Observations/Sommaire sur les preuves

[9]               Je commencerai par confirmer que je n’accorderai aucun poids aux éléments de preuves qui sont à caractère argumentatif, ou de simples allégations ou opinions sur des questions de fait ou de droit, à déterminer par le Registraire dans la présente instance.

[10]           M. Kizas est directeur, chargé de la Propriété intellectuelle, et agent de liaison du Comité avec l’Opposant. Il donne une description générale de l’Opposant, ainsi que des informations détaillées sur la profession réglementée d’ingénieur. Au Canada, les ingénieurs sont régis par des associations établies par la législation provinciale ou territoriale. M. Kizas explique que l’un des principaux buts d’une telle législation est de protéger le public. L’Opposant est l’organisation nationale regroupant les douze associations provinciales/territoriales d’ingénieurs.

[11]           M. Kizas analyse le sens du mot « génie » (engineering) et explique que la profession d’ingénieur comprend des spécialités caractérisées par le mot « énergie » (power). Il démontre que des universités canadiennes offrent des cours de génie électrique dont le nom comprend le mot « power » et il déclare : « Au Canada, le génie en matière d’énergie est une sous-discipline bien établie du génie électrique ». M. Kizas démontre également que le Requérant n’est pas autorisé sous licence ni enregistré dans aucune des provinces ni aucun des territoires pour pratiquer l’ingénierie.

[12]           À la demande de l’Opposant, Mme Roberts, huissière adjointe, a cherché sur l’internet des documents relatifs aux activités du Requérant. Elle présente plusieurs pages de divers sites web, dont ceux du Requérant et de ses succursales/sociétés affiliées. D’après certaines des pages web présentées par Mme Roberts, le Requérant a des « succursales » dans chacune des provinces. Bien que les preuves figurant sur le site web d’une tierce partie ne prouvent pas la véracité de son contenu, je suis d’avis qu’un certain poids peut être accordé aux sites web du Requérant et de ses « succursales », puisque le Requérant a eu la possibilité de réfuter la preuve présentée. Je constate que les pages web indiquent que, au moins, certaines des « succursales » sont des entités juridiques distinctes, ce que le Requérant a confirmé durant l’audience.
+-------+
Objectif → Recopiez, s'il vous plaît, le passage de l'extrait qui commence aux mots « [12]           À la » et s'arrête après « confirmé durant l’audience. », en remplaçant « huissière adjointe » par « enquêtrice ». Ces lignes n'ont aucun rapport avec l'extrait.

Lignes de données →
+-------+
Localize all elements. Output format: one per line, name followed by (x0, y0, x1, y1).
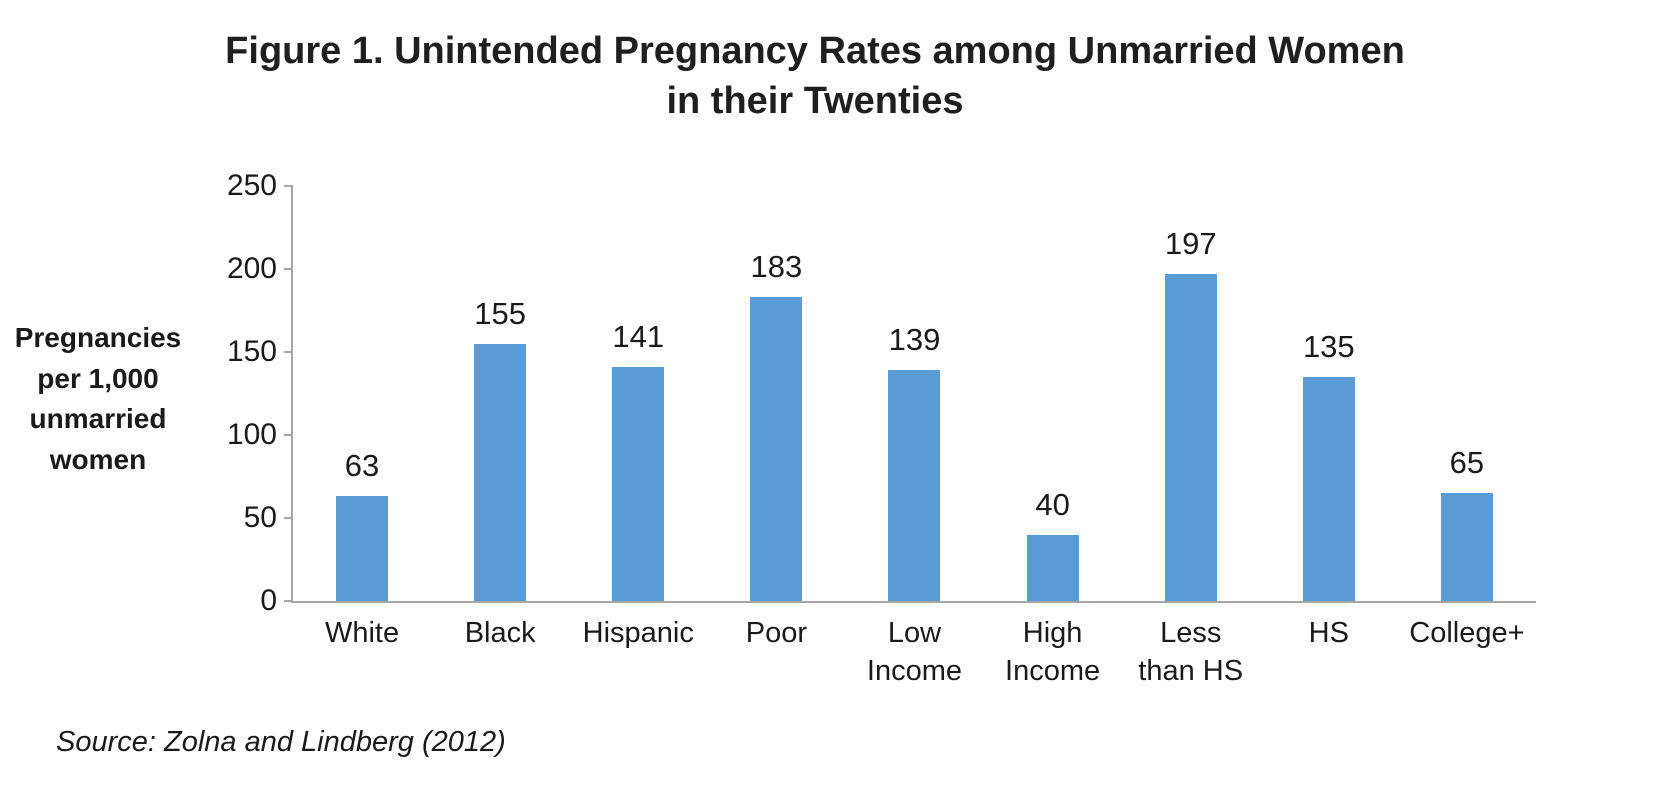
+-------+
Réponse →
[12]           À la demande de l’Opposant, Mme Roberts, enquêtrice, a cherché sur l’internet des documents relatifs aux activités du Requérant. Elle présente plusieurs pages de divers sites web, dont ceux du Requérant et de ses succursales/sociétés affiliées. D’après certaines des pages web présentées par Mme Roberts, le Requérant a des « succursales » dans chacune des provinces. Bien que les preuves figurant sur le site web d’une tierce partie ne prouvent pas la véracité de son contenu, je suis d’avis qu’un certain poids peut être accordé aux sites web du Requérant et de ses « succursales », puisque le Requérant a eu la possibilité de réfuter la preuve présentée. Je constate que les pages web indiquent que, au moins, certaines des « succursales » sont des entités juridiques distinctes, ce que le Requérant a confirmé durant l’audience.